- **Goal of the exercise**:
Locate all lines with the word "Weekly" and copy them out.

Dataset listings of figures:
....

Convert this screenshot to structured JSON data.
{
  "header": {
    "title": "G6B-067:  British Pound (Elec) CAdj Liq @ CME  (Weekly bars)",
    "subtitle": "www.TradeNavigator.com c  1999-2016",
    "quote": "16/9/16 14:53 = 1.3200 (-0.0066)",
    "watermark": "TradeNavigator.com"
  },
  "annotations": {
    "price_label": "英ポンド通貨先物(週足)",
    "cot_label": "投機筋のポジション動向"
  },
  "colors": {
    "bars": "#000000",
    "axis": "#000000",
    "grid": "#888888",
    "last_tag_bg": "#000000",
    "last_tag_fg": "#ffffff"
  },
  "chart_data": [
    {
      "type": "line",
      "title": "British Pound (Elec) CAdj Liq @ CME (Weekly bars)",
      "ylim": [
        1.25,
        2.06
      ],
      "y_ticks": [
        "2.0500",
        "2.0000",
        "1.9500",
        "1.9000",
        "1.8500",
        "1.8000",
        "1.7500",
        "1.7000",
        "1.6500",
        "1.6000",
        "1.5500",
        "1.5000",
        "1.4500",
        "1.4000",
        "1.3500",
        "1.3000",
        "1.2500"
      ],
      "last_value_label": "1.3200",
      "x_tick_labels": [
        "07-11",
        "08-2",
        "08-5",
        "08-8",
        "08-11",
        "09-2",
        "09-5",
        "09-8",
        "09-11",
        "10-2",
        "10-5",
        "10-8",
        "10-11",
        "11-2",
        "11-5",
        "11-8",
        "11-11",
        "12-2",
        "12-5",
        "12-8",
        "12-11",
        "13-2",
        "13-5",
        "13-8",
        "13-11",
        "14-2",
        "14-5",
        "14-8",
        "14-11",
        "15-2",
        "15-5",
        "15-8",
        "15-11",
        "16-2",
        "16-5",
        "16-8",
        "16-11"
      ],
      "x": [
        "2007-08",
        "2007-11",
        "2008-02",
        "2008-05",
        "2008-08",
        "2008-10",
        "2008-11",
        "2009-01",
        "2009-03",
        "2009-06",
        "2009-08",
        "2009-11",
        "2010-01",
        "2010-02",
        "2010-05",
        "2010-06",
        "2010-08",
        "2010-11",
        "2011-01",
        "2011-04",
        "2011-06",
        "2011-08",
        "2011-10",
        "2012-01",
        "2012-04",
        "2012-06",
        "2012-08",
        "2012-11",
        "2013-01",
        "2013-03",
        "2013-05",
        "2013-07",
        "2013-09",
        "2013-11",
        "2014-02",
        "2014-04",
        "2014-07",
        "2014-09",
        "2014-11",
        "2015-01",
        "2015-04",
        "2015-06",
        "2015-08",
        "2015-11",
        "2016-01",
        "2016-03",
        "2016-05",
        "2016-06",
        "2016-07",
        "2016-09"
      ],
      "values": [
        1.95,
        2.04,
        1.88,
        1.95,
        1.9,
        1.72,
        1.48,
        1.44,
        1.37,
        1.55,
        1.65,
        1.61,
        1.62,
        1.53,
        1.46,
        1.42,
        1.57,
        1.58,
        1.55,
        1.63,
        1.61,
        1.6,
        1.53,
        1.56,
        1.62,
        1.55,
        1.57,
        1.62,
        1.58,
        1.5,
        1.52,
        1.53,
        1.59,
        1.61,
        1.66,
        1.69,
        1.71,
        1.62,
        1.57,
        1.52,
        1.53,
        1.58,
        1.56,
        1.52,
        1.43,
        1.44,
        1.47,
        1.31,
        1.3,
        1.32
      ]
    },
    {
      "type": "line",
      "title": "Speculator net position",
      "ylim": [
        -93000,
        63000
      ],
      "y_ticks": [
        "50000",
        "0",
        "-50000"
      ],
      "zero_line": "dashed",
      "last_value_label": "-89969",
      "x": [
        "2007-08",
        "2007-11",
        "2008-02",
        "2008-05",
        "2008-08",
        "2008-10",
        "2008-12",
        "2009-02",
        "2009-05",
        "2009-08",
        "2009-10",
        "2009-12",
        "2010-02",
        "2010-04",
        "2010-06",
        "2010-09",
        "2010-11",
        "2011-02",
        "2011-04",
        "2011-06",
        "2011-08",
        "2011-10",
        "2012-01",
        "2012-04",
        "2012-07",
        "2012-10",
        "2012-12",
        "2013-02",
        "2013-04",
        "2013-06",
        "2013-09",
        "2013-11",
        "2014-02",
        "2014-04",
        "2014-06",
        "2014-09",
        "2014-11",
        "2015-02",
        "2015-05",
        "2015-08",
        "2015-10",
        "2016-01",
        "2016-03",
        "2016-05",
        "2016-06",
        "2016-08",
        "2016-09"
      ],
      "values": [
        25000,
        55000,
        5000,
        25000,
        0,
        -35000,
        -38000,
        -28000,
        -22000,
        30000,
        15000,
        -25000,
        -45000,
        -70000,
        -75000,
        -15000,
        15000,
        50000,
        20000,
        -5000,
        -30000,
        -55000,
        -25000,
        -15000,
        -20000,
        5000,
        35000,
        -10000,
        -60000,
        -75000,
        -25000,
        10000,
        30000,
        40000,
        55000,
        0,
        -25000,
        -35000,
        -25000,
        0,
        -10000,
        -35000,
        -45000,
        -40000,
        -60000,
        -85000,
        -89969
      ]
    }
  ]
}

....

- **Final result**:
    "title": "G6B-067:  British Pound (Elec) CAdj Liq @ CME  (Weekly bars)",
      "title": "British Pound (Elec) CAdj Liq @ CME (Weekly bars)",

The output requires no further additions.